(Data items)

------------

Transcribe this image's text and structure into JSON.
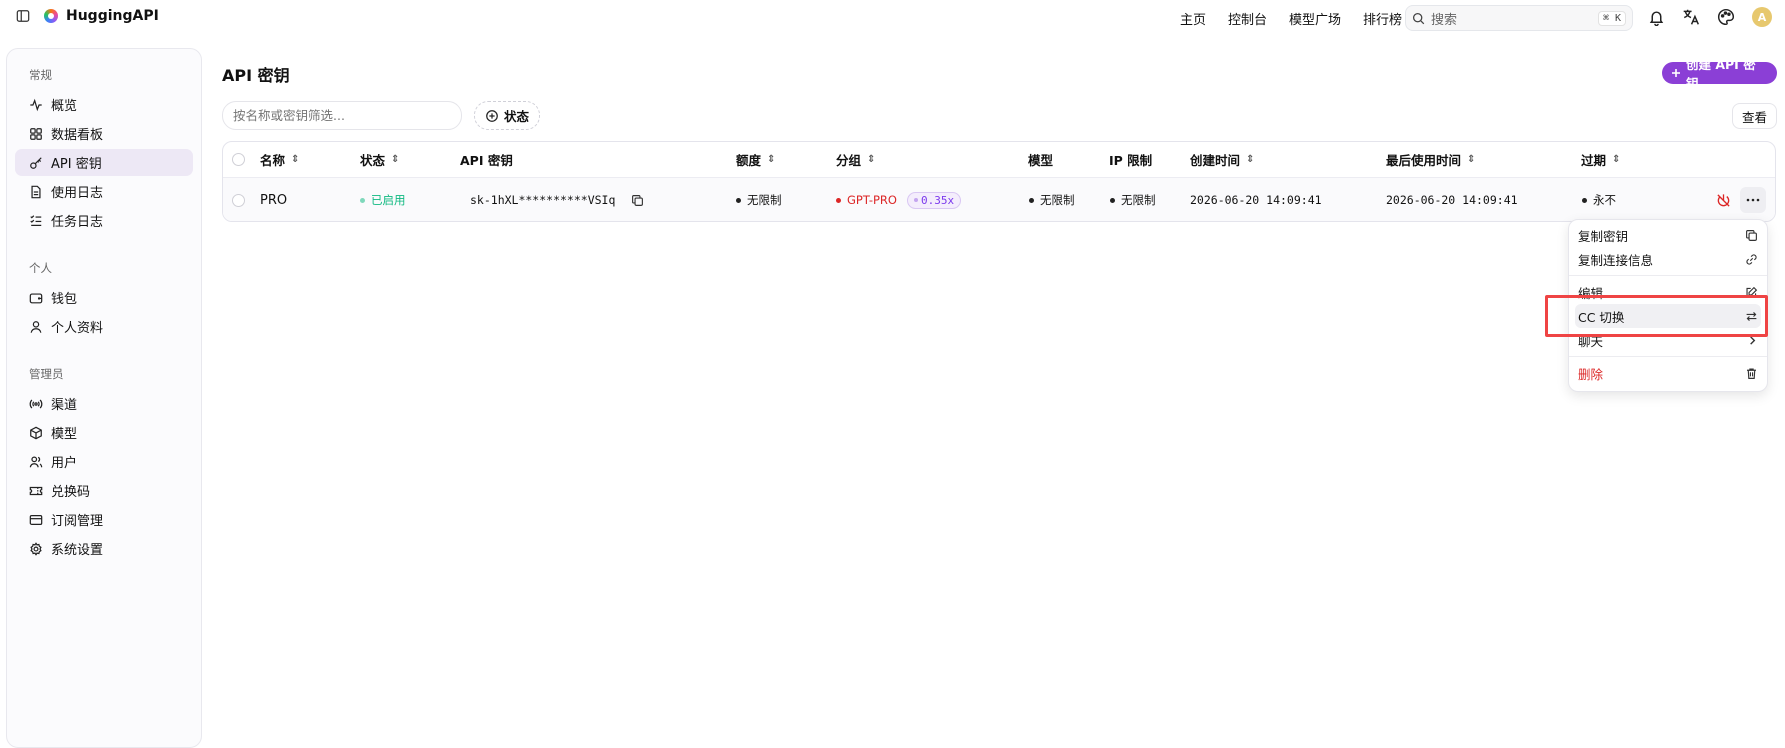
{
  "app": {
    "name": "HuggingAPI"
  },
  "nav": [
    {
      "label": "主页"
    },
    {
      "label": "控制台"
    },
    {
      "label": "模型广场"
    },
    {
      "label": "排行榜"
    }
  ],
  "search": {
    "placeholder": "搜索",
    "shortcut": "⌘ K"
  },
  "user": {
    "avatar_letter": "A"
  },
  "sidebar": {
    "groups": [
      {
        "label": "常规",
        "items": [
          {
            "label": "概览",
            "icon": "activity-icon"
          },
          {
            "label": "数据看板",
            "icon": "dashboard-icon"
          },
          {
            "label": "API 密钥",
            "icon": "key-icon",
            "active": true
          },
          {
            "label": "使用日志",
            "icon": "log-icon"
          },
          {
            "label": "任务日志",
            "icon": "task-list-icon"
          }
        ]
      },
      {
        "label": "个人",
        "items": [
          {
            "label": "钱包",
            "icon": "wallet-icon"
          },
          {
            "label": "个人资料",
            "icon": "user-icon"
          }
        ]
      },
      {
        "label": "管理员",
        "items": [
          {
            "label": "渠道",
            "icon": "broadcast-icon"
          },
          {
            "label": "模型",
            "icon": "cube-icon"
          },
          {
            "label": "用户",
            "icon": "users-icon"
          },
          {
            "label": "兑换码",
            "icon": "ticket-icon"
          },
          {
            "label": "订阅管理",
            "icon": "card-icon"
          },
          {
            "label": "系统设置",
            "icon": "settings-icon"
          }
        ]
      }
    ]
  },
  "page": {
    "title": "API 密钥",
    "create_label": "创建 API 密钥",
    "filter_placeholder": "按名称或密钥筛选...",
    "status_filter_label": "状态",
    "view_label": "查看"
  },
  "table": {
    "columns": [
      "名称",
      "状态",
      "API 密钥",
      "额度",
      "分组",
      "模型",
      "IP 限制",
      "创建时间",
      "最后使用时间",
      "过期"
    ],
    "rows": [
      {
        "name": "PRO",
        "status": "已启用",
        "key": "sk-1hXL**********VSIq",
        "quota": "无限制",
        "group": "GPT-PRO",
        "ratio": "0.35x",
        "model": "无限制",
        "ip_limit": "无限制",
        "created": "2026-06-20 14:09:41",
        "last_used": "2026-06-20 14:09:41",
        "expires": "永不"
      }
    ]
  },
  "menu": {
    "items": [
      {
        "label": "复制密钥",
        "icon": "copy-icon"
      },
      {
        "label": "复制连接信息",
        "icon": "link-icon"
      },
      {
        "label": "编辑",
        "icon": "edit-icon"
      },
      {
        "label": "CC 切换",
        "icon": "switch-icon"
      },
      {
        "label": "聊天",
        "icon": "chevron-right-icon"
      },
      {
        "label": "删除",
        "icon": "trash-icon"
      }
    ]
  },
  "colors": {
    "accent": "#8b3fd6",
    "status_green": "#10b981",
    "danger": "#dc2626",
    "group_red": "#dc2626",
    "highlight_border": "#ef4444"
  }
}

------------

* Problem to solve: Output, exactly, all the records above; include no pictures.

* Solution for this task:
Transcribe this image's text and structure into JSON.
{
  "app": {
    "name": "HuggingAPI"
  },
  "nav": [
    {
      "label": "主页"
    },
    {
      "label": "控制台"
    },
    {
      "label": "模型广场"
    },
    {
      "label": "排行榜"
    }
  ],
  "search": {
    "placeholder": "搜索",
    "shortcut": "⌘ K"
  },
  "user": {
    "avatar_letter": "A"
  },
  "sidebar": {
    "groups": [
      {
        "label": "常规",
        "items": [
          {
            "label": "概览",
            "icon": "activity-icon"
          },
          {
            "label": "数据看板",
            "icon": "dashboard-icon"
          },
          {
            "label": "API 密钥",
            "icon": "key-icon",
            "active": true
          },
          {
            "label": "使用日志",
            "icon": "log-icon"
          },
          {
            "label": "任务日志",
            "icon": "task-list-icon"
          }
        ]
      },
      {
        "label": "个人",
        "items": [
          {
            "label": "钱包",
            "icon": "wallet-icon"
          },
          {
            "label": "个人资料",
            "icon": "user-icon"
          }
        ]
      },
      {
        "label": "管理员",
        "items": [
          {
            "label": "渠道",
            "icon": "broadcast-icon"
          },
          {
            "label": "模型",
            "icon": "cube-icon"
          },
          {
            "label": "用户",
            "icon": "users-icon"
          },
          {
            "label": "兑换码",
            "icon": "ticket-icon"
          },
          {
            "label": "订阅管理",
            "icon": "card-icon"
          },
          {
            "label": "系统设置",
            "icon": "settings-icon"
          }
        ]
      }
    ]
  },
  "page": {
    "title": "API 密钥",
    "create_label": "创建 API 密钥",
    "filter_placeholder": "按名称或密钥筛选...",
    "status_filter_label": "状态",
    "view_label": "查看"
  },
  "table": {
    "columns": [
      "名称",
      "状态",
      "API 密钥",
      "额度",
      "分组",
      "模型",
      "IP 限制",
      "创建时间",
      "最后使用时间",
      "过期"
    ],
    "rows": [
      {
        "name": "PRO",
        "status": "已启用",
        "key": "sk-1hXL**********VSIq",
        "quota": "无限制",
        "group": "GPT-PRO",
        "ratio": "0.35x",
        "model": "无限制",
        "ip_limit": "无限制",
        "created": "2026-06-20 14:09:41",
        "last_used": "2026-06-20 14:09:41",
        "expires": "永不"
      }
    ]
  },
  "menu": {
    "items": [
      {
        "label": "复制密钥",
        "icon": "copy-icon"
      },
      {
        "label": "复制连接信息",
        "icon": "link-icon"
      },
      {
        "label": "编辑",
        "icon": "edit-icon"
      },
      {
        "label": "CC 切换",
        "icon": "switch-icon"
      },
      {
        "label": "聊天",
        "icon": "chevron-right-icon"
      },
      {
        "label": "删除",
        "icon": "trash-icon"
      }
    ]
  },
  "colors": {
    "accent": "#8b3fd6",
    "status_green": "#10b981",
    "danger": "#dc2626",
    "group_red": "#dc2626",
    "highlight_border": "#ef4444"
  }
}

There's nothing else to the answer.